--- Given request ---
Take the line that contains "Extract all readable text from this page." as the first line and the final line of the records as the last; return exactly those lines and the lines between.

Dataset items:
▶

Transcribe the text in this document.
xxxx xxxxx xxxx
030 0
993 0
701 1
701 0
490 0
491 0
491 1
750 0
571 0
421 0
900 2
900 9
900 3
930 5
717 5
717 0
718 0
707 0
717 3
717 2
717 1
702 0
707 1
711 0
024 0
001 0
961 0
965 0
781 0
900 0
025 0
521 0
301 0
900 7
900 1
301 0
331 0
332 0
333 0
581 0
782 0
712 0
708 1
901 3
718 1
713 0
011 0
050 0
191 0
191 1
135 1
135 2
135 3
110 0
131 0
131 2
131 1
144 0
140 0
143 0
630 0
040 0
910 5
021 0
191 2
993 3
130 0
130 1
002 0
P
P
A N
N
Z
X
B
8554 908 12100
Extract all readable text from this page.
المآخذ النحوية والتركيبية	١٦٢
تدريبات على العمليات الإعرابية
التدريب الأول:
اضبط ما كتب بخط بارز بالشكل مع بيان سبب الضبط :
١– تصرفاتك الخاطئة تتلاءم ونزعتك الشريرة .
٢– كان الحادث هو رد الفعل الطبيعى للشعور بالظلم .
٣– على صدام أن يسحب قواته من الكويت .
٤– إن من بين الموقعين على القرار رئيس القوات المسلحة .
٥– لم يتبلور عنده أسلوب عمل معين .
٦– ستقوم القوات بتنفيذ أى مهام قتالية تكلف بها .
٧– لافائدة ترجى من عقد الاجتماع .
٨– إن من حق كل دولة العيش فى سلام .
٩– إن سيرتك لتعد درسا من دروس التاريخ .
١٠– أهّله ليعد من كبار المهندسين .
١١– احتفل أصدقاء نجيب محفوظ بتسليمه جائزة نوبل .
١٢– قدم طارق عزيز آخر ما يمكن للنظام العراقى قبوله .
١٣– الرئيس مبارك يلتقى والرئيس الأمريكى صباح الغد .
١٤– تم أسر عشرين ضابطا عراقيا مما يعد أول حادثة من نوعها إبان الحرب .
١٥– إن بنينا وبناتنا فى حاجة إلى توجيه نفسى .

◀

--- The completed task ---
Extract all readable text from this page.
المآخذ النحوية والتركيبية	١٦٢
تدريبات على العمليات الإعرابية
التدريب الأول:
اضبط ما كتب بخط بارز بالشكل مع بيان سبب الضبط :
١– تصرفاتك الخاطئة تتلاءم ونزعتك الشريرة .
٢– كان الحادث هو رد الفعل الطبيعى للشعور بالظلم .
٣– على صدام أن يسحب قواته من الكويت .
٤– إن من بين الموقعين على القرار رئيس القوات المسلحة .
٥– لم يتبلور عنده أسلوب عمل معين .
٦– ستقوم القوات بتنفيذ أى مهام قتالية تكلف بها .
٧– لافائدة ترجى من عقد الاجتماع .
٨– إن من حق كل دولة العيش فى سلام .
٩– إن سيرتك لتعد درسا من دروس التاريخ .
١٠– أهّله ليعد من كبار المهندسين .
١١– احتفل أصدقاء نجيب محفوظ بتسليمه جائزة نوبل .
١٢– قدم طارق عزيز آخر ما يمكن للنظام العراقى قبوله .
١٣– الرئيس مبارك يلتقى والرئيس الأمريكى صباح الغد .
١٤– تم أسر عشرين ضابطا عراقيا مما يعد أول حادثة من نوعها إبان الحرب .
١٥– إن بنينا وبناتنا فى حاجة إلى توجيه نفسى .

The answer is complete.